Copy out the data exactly, leaving the pictures behind.

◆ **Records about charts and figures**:

::::::::

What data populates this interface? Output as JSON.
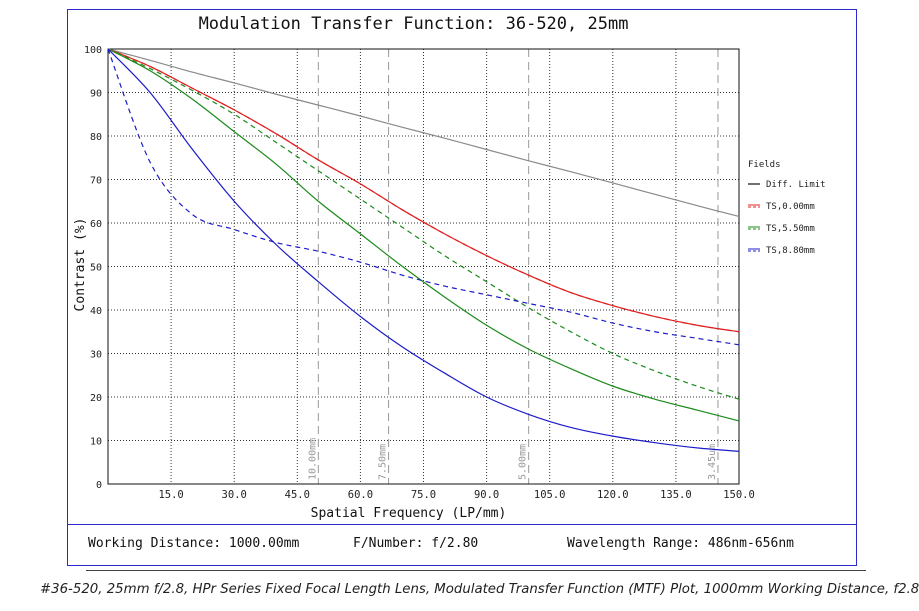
{
  "chart_data": {
    "type": "line",
    "title": "Modulation Transfer Function: 36-520, 25mm",
    "xlabel": "Spatial Frequency (LP/mm)",
    "ylabel": "Contrast (%)",
    "xlim": [
      0,
      150
    ],
    "ylim": [
      0,
      100
    ],
    "x_ticks": [
      "15.0",
      "30.0",
      "45.0",
      "60.0",
      "75.0",
      "90.0",
      "105.0",
      "120.0",
      "135.0",
      "150.0"
    ],
    "y_ticks": [
      "0",
      "10",
      "20",
      "30",
      "40",
      "50",
      "60",
      "70",
      "80",
      "90",
      "100"
    ],
    "grid": true,
    "legend_title": "Fields",
    "legend_position": "right",
    "x": [
      0,
      10,
      20,
      30,
      40,
      50,
      60,
      70,
      80,
      90,
      100,
      110,
      120,
      130,
      140,
      150
    ],
    "series": [
      {
        "name": "Diff. Limit",
        "color": "#8a8a8a",
        "dash": false,
        "values": [
          100,
          97.4,
          94.7,
          92.2,
          89.6,
          87.1,
          84.6,
          82.0,
          79.5,
          76.9,
          74.3,
          71.8,
          69.2,
          66.6,
          64.0,
          61.5
        ]
      },
      {
        "name": "TS,0.00mm",
        "color": "#e02020",
        "dash": false,
        "values": [
          100,
          96,
          91,
          86,
          80.5,
          74.5,
          69,
          63,
          57.5,
          52.5,
          48,
          44,
          41,
          38.5,
          36.5,
          35
        ]
      },
      {
        "name": "TS,0.00mm",
        "color": "#e02020",
        "dash": true,
        "values": [
          100,
          96,
          91,
          86,
          80.5,
          74.5,
          69,
          63,
          57.5,
          52.5,
          48,
          44,
          41,
          38.5,
          36.5,
          35
        ]
      },
      {
        "name": "TS,5.50mm",
        "color": "#1a8a1a",
        "dash": false,
        "values": [
          100,
          95,
          88.5,
          81,
          73.5,
          65,
          57.5,
          50,
          43,
          36.5,
          31,
          26.5,
          22.5,
          19.5,
          17,
          14.5
        ]
      },
      {
        "name": "TS,5.50mm",
        "color": "#1a8a1a",
        "dash": true,
        "values": [
          100,
          95.5,
          90.5,
          85,
          78.5,
          72,
          65.5,
          59,
          52.5,
          46.5,
          40.5,
          35,
          30,
          26,
          22.5,
          19.5
        ]
      },
      {
        "name": "TS,8.80mm",
        "color": "#1c1cc8",
        "dash": false,
        "values": [
          100,
          90,
          77,
          65,
          55,
          46.5,
          38.5,
          31.5,
          25.5,
          20,
          16,
          13,
          11,
          9.5,
          8.3,
          7.5
        ]
      },
      {
        "name": "TS,8.80mm",
        "color": "#1c1cc8",
        "dash": true,
        "values": [
          100,
          74,
          62,
          58.5,
          55.5,
          53.5,
          51,
          48,
          45.5,
          43.5,
          41.5,
          39.5,
          37,
          35,
          33.5,
          32
        ]
      }
    ],
    "legend": [
      {
        "label": "Diff. Limit",
        "color": "#222222",
        "dual": false
      },
      {
        "label": "TS,0.00mm",
        "color": "#e02020",
        "dual": true
      },
      {
        "label": "TS,5.50mm",
        "color": "#1a8a1a",
        "dual": true
      },
      {
        "label": "TS,8.80mm",
        "color": "#1c1cc8",
        "dual": true
      }
    ],
    "annotations": [
      {
        "text": "10.00mm",
        "x": 50
      },
      {
        "text": "7.50mm",
        "x": 66.7
      },
      {
        "text": "5.00mm",
        "x": 100
      },
      {
        "text": "3.45um",
        "x": 145
      }
    ]
  },
  "footer": {
    "working_distance": "Working Distance: 1000.00mm",
    "f_number": "F/Number: f/2.80",
    "wavelength": "Wavelength Range: 486nm-656nm"
  },
  "caption": "#36-520, 25mm f/2.8, HPr Series Fixed Focal Length Lens, Modulated Transfer Function (MTF) Plot, 1000mm Working Distance, f2.8"
}
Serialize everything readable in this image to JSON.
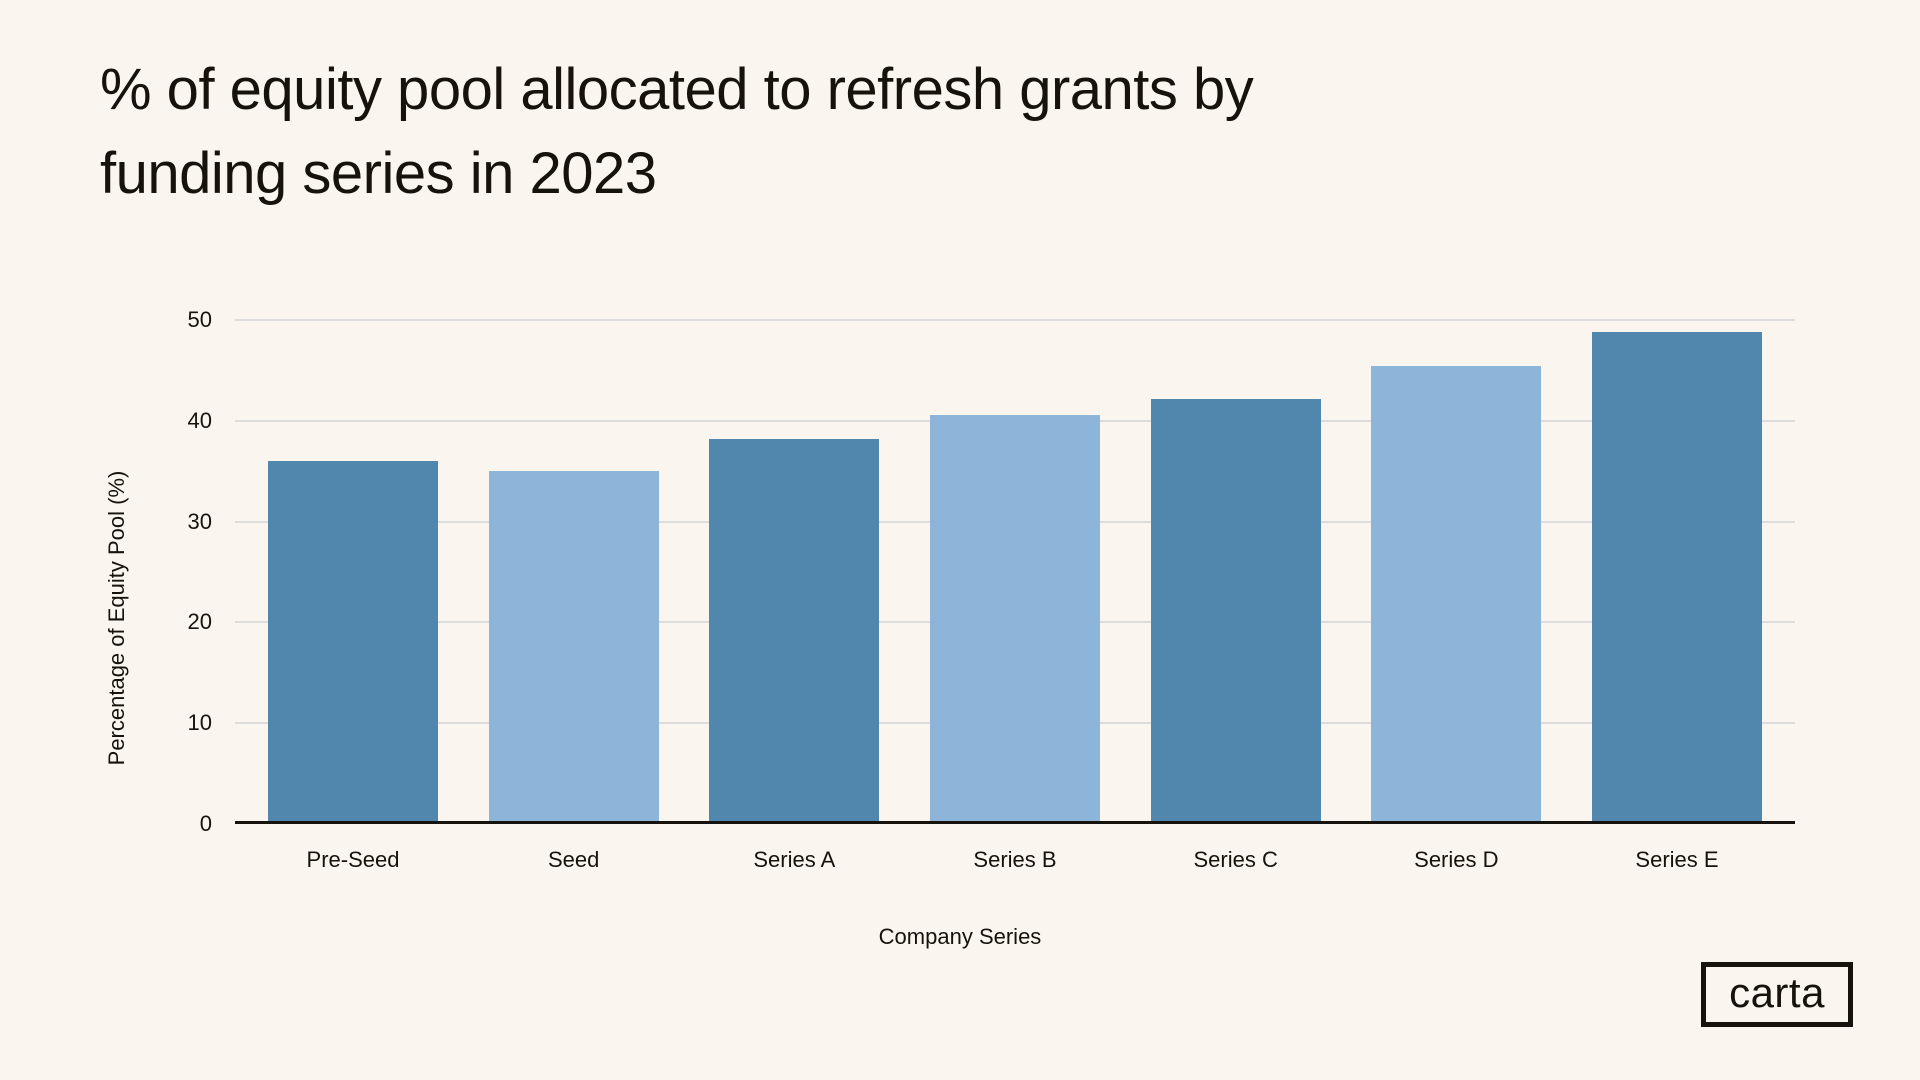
{
  "page": {
    "background_color": "#faf6ef",
    "text_color": "#16120e"
  },
  "title": {
    "lines": [
      "% of equity pool allocated to refresh grants by",
      "funding series in 2023"
    ]
  },
  "chart_data": {
    "type": "bar",
    "title": "% of equity pool allocated to refresh grants by funding series in 2023",
    "categories": [
      "Pre-Seed",
      "Seed",
      "Series A",
      "Series B",
      "Series C",
      "Series D",
      "Series E"
    ],
    "values": [
      36,
      35,
      38.2,
      40.6,
      42.2,
      45.4,
      48.8
    ],
    "bar_colors": [
      "#5287ad",
      "#8db4d9",
      "#5287ad",
      "#8db4d9",
      "#5287ad",
      "#8db4d9",
      "#5287ad"
    ],
    "xlabel": "Company Series",
    "ylabel": "Percentage of Equity Pool (%)",
    "ylim": [
      0,
      50
    ],
    "yticks": [
      0,
      10,
      20,
      30,
      40,
      50
    ],
    "grid": true,
    "gridline_color": "#dcdcdc",
    "axis_color": "#16120e",
    "legend": "none"
  },
  "logo": {
    "label": "carta"
  }
}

::::::::

◆ **Final result**:
What data populates this interface? Output as JSON.
{
  "chart_data": {
    "type": "line",
    "title": "Modulation Transfer Function: 36-520, 25mm",
    "xlabel": "Spatial Frequency (LP/mm)",
    "ylabel": "Contrast (%)",
    "xlim": [
      0,
      150
    ],
    "ylim": [
      0,
      100
    ],
    "x_ticks": [
      "15.0",
      "30.0",
      "45.0",
      "60.0",
      "75.0",
      "90.0",
      "105.0",
      "120.0",
      "135.0",
      "150.0"
    ],
    "y_ticks": [
      "0",
      "10",
      "20",
      "30",
      "40",
      "50",
      "60",
      "70",
      "80",
      "90",
      "100"
    ],
    "grid": true,
    "legend_title": "Fields",
    "legend_position": "right",
    "x": [
      0,
      10,
      20,
      30,
      40,
      50,
      60,
      70,
      80,
      90,
      100,
      110,
      120,
      130,
      140,
      150
    ],
    "series": [
      {
        "name": "Diff. Limit",
        "color": "#8a8a8a",
        "dash": false,
        "values": [
          100,
          97.4,
          94.7,
          92.2,
          89.6,
          87.1,
          84.6,
          82.0,
          79.5,
          76.9,
          74.3,
          71.8,
          69.2,
          66.6,
          64.0,
          61.5
        ]
      },
      {
        "name": "TS,0.00mm",
        "color": "#e02020",
        "dash": false,
        "values": [
          100,
          96,
          91,
          86,
          80.5,
          74.5,
          69,
          63,
          57.5,
          52.5,
          48,
          44,
          41,
          38.5,
          36.5,
          35
        ]
      },
      {
        "name": "TS,0.00mm",
        "color": "#e02020",
        "dash": true,
        "values": [
          100,
          96,
          91,
          86,
          80.5,
          74.5,
          69,
          63,
          57.5,
          52.5,
          48,
          44,
          41,
          38.5,
          36.5,
          35
        ]
      },
      {
        "name": "TS,5.50mm",
        "color": "#1a8a1a",
        "dash": false,
        "values": [
          100,
          95,
          88.5,
          81,
          73.5,
          65,
          57.5,
          50,
          43,
          36.5,
          31,
          26.5,
          22.5,
          19.5,
          17,
          14.5
        ]
      },
      {
        "name": "TS,5.50mm",
        "color": "#1a8a1a",
        "dash": true,
        "values": [
          100,
          95.5,
          90.5,
          85,
          78.5,
          72,
          65.5,
          59,
          52.5,
          46.5,
          40.5,
          35,
          30,
          26,
          22.5,
          19.5
        ]
      },
      {
        "name": "TS,8.80mm",
        "color": "#1c1cc8",
        "dash": false,
        "values": [
          100,
          90,
          77,
          65,
          55,
          46.5,
          38.5,
          31.5,
          25.5,
          20,
          16,
          13,
          11,
          9.5,
          8.3,
          7.5
        ]
      },
      {
        "name": "TS,8.80mm",
        "color": "#1c1cc8",
        "dash": true,
        "values": [
          100,
          74,
          62,
          58.5,
          55.5,
          53.5,
          51,
          48,
          45.5,
          43.5,
          41.5,
          39.5,
          37,
          35,
          33.5,
          32
        ]
      }
    ],
    "legend": [
      {
        "label": "Diff. Limit",
        "color": "#222222",
        "dual": false
      },
      {
        "label": "TS,0.00mm",
        "color": "#e02020",
        "dual": true
      },
      {
        "label": "TS,5.50mm",
        "color": "#1a8a1a",
        "dual": true
      },
      {
        "label": "TS,8.80mm",
        "color": "#1c1cc8",
        "dual": true
      }
    ],
    "annotations": [
      {
        "text": "10.00mm",
        "x": 50
      },
      {
        "text": "7.50mm",
        "x": 66.7
      },
      {
        "text": "5.00mm",
        "x": 100
      },
      {
        "text": "3.45um",
        "x": 145
      }
    ]
  },
  "footer": {
    "working_distance": "Working Distance: 1000.00mm",
    "f_number": "F/Number: f/2.80",
    "wavelength": "Wavelength Range: 486nm-656nm"
  },
  "caption": "#36-520, 25mm f/2.8, HPr Series Fixed Focal Length Lens, Modulated Transfer Function (MTF) Plot, 1000mm Working Distance, f2.8"
}
Serialize everything readable in this image to JSON.
{
  "page": {
    "background_color": "#faf6ef",
    "text_color": "#16120e"
  },
  "title": {
    "lines": [
      "% of equity pool allocated to refresh grants by",
      "funding series in 2023"
    ]
  },
  "chart_data": {
    "type": "bar",
    "title": "% of equity pool allocated to refresh grants by funding series in 2023",
    "categories": [
      "Pre-Seed",
      "Seed",
      "Series A",
      "Series B",
      "Series C",
      "Series D",
      "Series E"
    ],
    "values": [
      36,
      35,
      38.2,
      40.6,
      42.2,
      45.4,
      48.8
    ],
    "bar_colors": [
      "#5287ad",
      "#8db4d9",
      "#5287ad",
      "#8db4d9",
      "#5287ad",
      "#8db4d9",
      "#5287ad"
    ],
    "xlabel": "Company Series",
    "ylabel": "Percentage of Equity Pool (%)",
    "ylim": [
      0,
      50
    ],
    "yticks": [
      0,
      10,
      20,
      30,
      40,
      50
    ],
    "grid": true,
    "gridline_color": "#dcdcdc",
    "axis_color": "#16120e",
    "legend": "none"
  },
  "logo": {
    "label": "carta"
  }
}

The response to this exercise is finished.